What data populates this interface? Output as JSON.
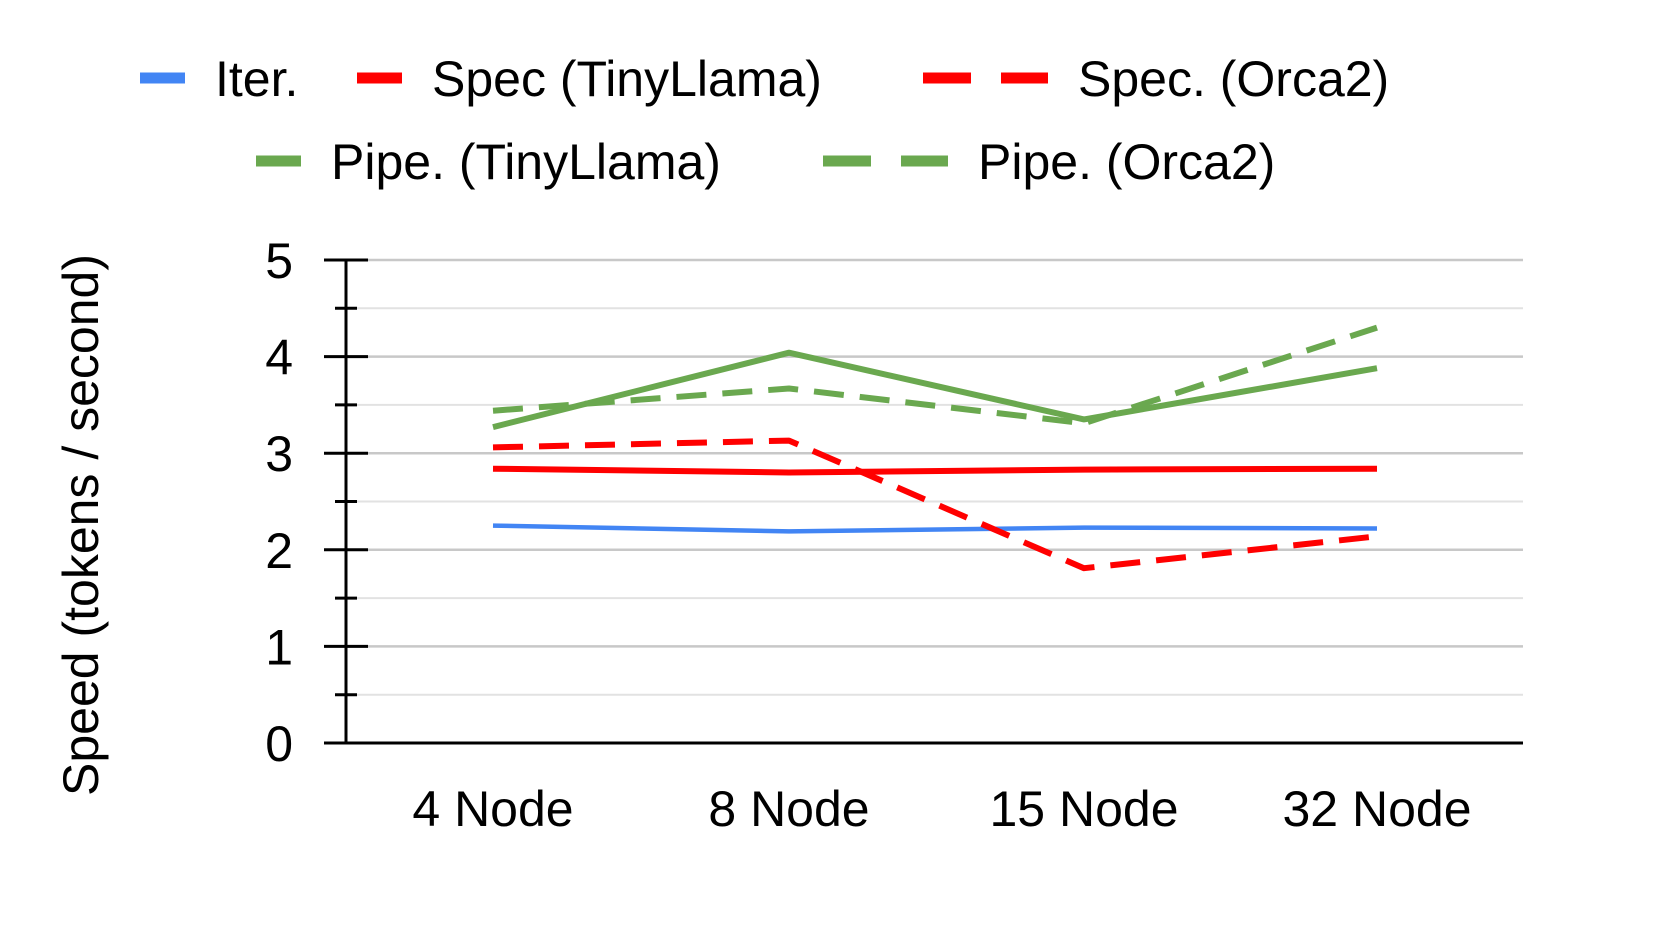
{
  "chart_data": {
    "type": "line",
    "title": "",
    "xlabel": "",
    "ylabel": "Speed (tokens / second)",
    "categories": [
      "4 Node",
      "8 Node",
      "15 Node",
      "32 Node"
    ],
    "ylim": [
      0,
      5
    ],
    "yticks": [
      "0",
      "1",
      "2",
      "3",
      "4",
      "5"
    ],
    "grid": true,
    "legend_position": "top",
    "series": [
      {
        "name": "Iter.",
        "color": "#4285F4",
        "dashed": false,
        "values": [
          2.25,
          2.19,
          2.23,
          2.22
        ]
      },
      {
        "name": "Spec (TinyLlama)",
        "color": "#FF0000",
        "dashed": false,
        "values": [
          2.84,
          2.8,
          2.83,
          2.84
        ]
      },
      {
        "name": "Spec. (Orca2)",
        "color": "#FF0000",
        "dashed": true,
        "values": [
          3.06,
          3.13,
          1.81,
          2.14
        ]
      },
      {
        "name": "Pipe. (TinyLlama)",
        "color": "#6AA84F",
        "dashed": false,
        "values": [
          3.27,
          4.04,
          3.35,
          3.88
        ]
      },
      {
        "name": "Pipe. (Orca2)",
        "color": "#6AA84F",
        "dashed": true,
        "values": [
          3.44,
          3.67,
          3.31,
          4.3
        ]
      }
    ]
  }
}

####

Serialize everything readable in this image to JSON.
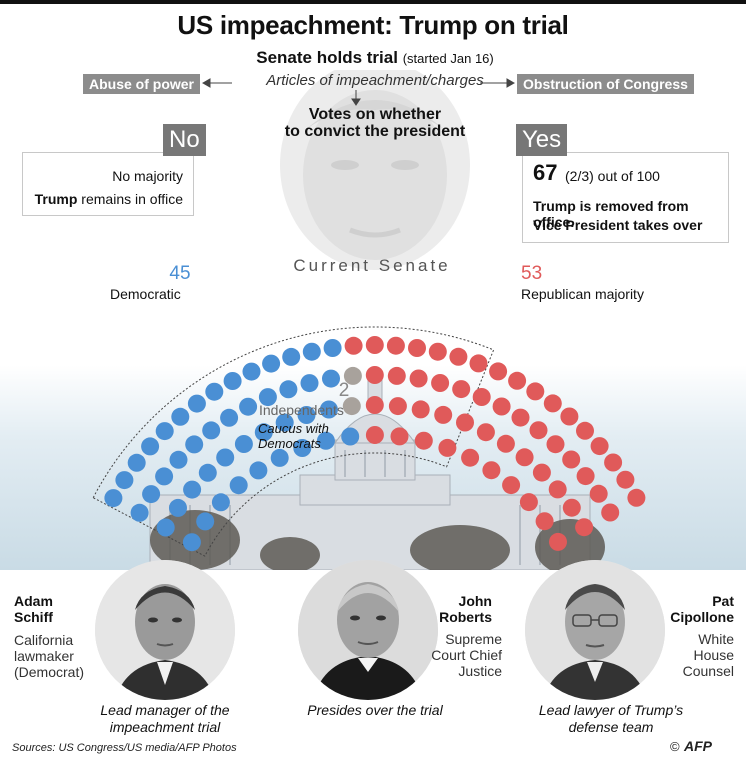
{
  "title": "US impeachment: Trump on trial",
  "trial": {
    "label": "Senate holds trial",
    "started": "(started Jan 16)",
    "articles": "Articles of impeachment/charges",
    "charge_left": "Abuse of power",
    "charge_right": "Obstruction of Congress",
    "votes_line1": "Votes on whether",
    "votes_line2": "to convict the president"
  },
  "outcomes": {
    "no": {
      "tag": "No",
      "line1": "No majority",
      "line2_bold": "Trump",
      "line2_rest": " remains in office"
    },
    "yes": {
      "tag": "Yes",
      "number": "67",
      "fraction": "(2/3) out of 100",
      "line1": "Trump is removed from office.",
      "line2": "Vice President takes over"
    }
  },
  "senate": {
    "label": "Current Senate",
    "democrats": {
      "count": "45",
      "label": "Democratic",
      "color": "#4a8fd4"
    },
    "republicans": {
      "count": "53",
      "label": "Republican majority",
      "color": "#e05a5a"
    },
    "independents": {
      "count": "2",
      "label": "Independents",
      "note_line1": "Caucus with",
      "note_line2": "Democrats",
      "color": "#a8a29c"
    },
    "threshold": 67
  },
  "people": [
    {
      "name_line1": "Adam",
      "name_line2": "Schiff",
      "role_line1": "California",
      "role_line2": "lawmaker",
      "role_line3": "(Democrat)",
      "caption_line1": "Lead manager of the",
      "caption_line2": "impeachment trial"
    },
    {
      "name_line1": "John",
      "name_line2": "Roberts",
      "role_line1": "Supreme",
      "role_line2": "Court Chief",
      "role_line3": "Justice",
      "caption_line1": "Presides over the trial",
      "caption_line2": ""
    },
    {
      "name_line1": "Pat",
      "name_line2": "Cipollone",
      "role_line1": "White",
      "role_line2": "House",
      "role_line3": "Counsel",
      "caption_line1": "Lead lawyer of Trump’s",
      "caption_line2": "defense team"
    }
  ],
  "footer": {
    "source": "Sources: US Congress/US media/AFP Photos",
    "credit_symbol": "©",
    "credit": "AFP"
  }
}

####

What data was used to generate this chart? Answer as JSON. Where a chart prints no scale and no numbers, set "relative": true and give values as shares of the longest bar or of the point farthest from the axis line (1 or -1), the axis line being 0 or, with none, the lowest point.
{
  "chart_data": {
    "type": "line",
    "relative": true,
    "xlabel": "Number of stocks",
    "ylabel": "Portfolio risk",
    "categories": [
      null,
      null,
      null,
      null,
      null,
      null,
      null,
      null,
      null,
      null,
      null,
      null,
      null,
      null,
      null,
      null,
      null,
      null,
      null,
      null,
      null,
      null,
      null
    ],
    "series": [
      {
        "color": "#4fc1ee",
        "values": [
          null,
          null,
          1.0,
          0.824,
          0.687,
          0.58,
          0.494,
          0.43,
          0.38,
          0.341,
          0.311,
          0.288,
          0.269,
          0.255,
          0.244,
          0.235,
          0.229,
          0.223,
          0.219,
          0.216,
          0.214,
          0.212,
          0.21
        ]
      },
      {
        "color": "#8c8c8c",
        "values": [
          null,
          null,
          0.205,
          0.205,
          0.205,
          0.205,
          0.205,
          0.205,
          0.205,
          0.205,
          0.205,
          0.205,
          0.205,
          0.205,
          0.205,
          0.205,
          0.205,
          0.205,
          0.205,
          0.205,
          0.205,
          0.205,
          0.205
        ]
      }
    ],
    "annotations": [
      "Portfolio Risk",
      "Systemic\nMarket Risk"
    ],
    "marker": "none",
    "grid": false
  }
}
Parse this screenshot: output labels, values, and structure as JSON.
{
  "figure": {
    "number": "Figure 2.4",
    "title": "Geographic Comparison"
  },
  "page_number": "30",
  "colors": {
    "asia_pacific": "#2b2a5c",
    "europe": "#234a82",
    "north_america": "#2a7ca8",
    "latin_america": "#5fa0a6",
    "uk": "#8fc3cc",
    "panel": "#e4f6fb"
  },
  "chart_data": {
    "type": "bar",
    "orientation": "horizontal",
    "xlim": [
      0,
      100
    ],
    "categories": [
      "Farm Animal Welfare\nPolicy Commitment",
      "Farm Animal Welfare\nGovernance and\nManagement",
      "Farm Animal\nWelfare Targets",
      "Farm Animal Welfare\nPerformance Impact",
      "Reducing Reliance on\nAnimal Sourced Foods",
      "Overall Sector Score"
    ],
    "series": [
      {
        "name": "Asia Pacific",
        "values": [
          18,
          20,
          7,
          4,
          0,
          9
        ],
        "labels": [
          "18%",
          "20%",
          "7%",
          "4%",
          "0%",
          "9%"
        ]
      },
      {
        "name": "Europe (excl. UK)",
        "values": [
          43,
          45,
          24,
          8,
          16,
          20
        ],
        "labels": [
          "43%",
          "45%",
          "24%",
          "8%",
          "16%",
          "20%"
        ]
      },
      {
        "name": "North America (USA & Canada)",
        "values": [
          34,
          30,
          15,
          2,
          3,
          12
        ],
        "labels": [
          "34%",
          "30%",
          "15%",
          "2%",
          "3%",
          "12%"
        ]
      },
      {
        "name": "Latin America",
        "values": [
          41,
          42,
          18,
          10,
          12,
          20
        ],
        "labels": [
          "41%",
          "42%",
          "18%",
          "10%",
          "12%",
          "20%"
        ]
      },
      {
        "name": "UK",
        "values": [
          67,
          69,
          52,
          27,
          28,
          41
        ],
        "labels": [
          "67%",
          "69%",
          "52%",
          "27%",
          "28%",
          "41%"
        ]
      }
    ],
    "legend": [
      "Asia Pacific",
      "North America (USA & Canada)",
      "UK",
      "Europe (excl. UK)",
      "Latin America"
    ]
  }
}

####

# [THE REQUEST]
Reproduce every line of the listing above in which the string "Lead" appears.

# [OUTPUT FOR THIS TASK]
      "caption_line1": "Lead manager of the",
      "caption_line1": "Lead lawyer of Trump’s",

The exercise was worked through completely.